_Goal_. Give only the number of lines in the data that contain the word "true".

_Material_.

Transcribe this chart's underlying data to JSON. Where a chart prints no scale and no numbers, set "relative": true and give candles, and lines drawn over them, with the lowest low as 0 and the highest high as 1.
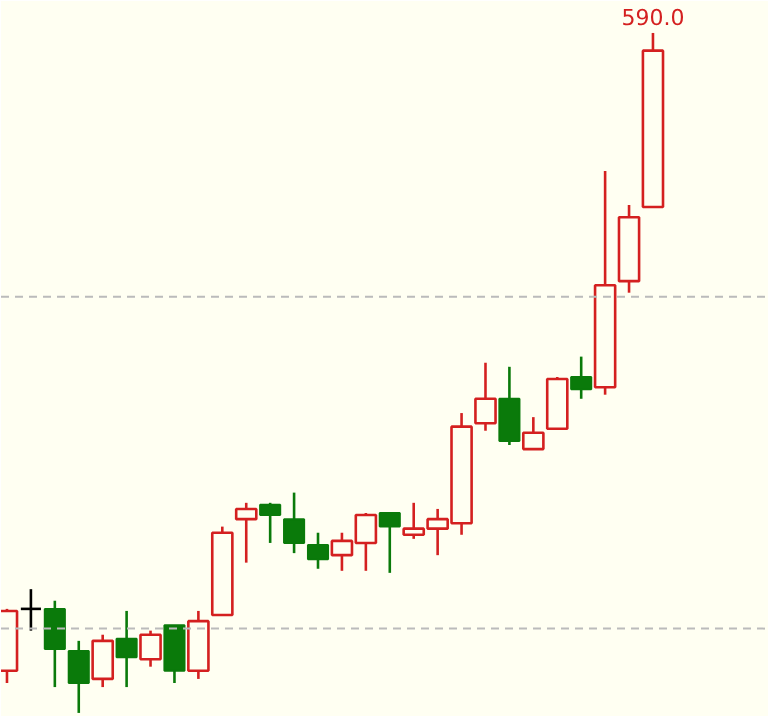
{
  "chart_data": {
    "type": "candlestick",
    "relative": true,
    "categories": [
      null,
      null,
      null,
      null,
      null,
      null,
      null,
      null,
      null,
      null,
      null,
      null,
      null,
      null,
      null,
      null,
      null,
      null,
      null,
      null,
      null,
      null,
      null,
      null,
      null,
      null,
      null,
      null
    ],
    "ohlc": [
      [
        0.062,
        0.153,
        0.044,
        0.15
      ],
      [
        0.153,
        0.182,
        0.121,
        0.153
      ],
      [
        0.153,
        0.165,
        0.038,
        0.094
      ],
      [
        0.091,
        0.106,
        0.0,
        0.044
      ],
      [
        0.05,
        0.115,
        0.038,
        0.106
      ],
      [
        0.109,
        0.15,
        0.038,
        0.082
      ],
      [
        0.079,
        0.121,
        0.068,
        0.115
      ],
      [
        0.129,
        0.129,
        0.044,
        0.062
      ],
      [
        0.062,
        0.15,
        0.05,
        0.135
      ],
      [
        0.144,
        0.274,
        0.144,
        0.265
      ],
      [
        0.285,
        0.309,
        0.221,
        0.3
      ],
      [
        0.306,
        0.309,
        0.25,
        0.291
      ],
      [
        0.285,
        0.324,
        0.235,
        0.25
      ],
      [
        0.247,
        0.265,
        0.212,
        0.226
      ],
      [
        0.232,
        0.265,
        0.209,
        0.253
      ],
      [
        0.25,
        0.294,
        0.209,
        0.291
      ],
      [
        0.294,
        0.294,
        0.206,
        0.274
      ],
      [
        0.262,
        0.309,
        0.256,
        0.271
      ],
      [
        0.271,
        0.3,
        0.232,
        0.285
      ],
      [
        0.279,
        0.441,
        0.262,
        0.421
      ],
      [
        0.426,
        0.515,
        0.415,
        0.462
      ],
      [
        0.462,
        0.509,
        0.394,
        0.4
      ],
      [
        0.388,
        0.435,
        0.388,
        0.412
      ],
      [
        0.418,
        0.494,
        0.418,
        0.491
      ],
      [
        0.494,
        0.524,
        0.462,
        0.476
      ],
      [
        0.479,
        0.797,
        0.468,
        0.629
      ],
      [
        0.635,
        0.747,
        0.618,
        0.729
      ],
      [
        0.744,
        1.0,
        0.744,
        0.974
      ]
    ],
    "colors": [
      "#d42020",
      "#000000",
      "#0a7a0a",
      "#0a7a0a",
      "#d42020",
      "#0a7a0a",
      "#d42020",
      "#0a7a0a",
      "#d42020",
      "#d42020",
      "#d42020",
      "#0a7a0a",
      "#0a7a0a",
      "#0a7a0a",
      "#d42020",
      "#d42020",
      "#0a7a0a",
      "#d42020",
      "#d42020",
      "#d42020",
      "#d42020",
      "#0a7a0a",
      "#d42020",
      "#d42020",
      "#0a7a0a",
      "#d42020",
      "#d42020",
      "#d42020"
    ],
    "ref_lines": [
      {
        "axis": "y",
        "value": 0.612,
        "color": "#bbbbbb",
        "line_style": "dashed"
      },
      {
        "axis": "y",
        "value": 0.124,
        "color": "#bbbbbb",
        "line_style": "dashed"
      }
    ],
    "annotations": [
      "590.0"
    ],
    "grid": false
  }
}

_Completed exercise_. 2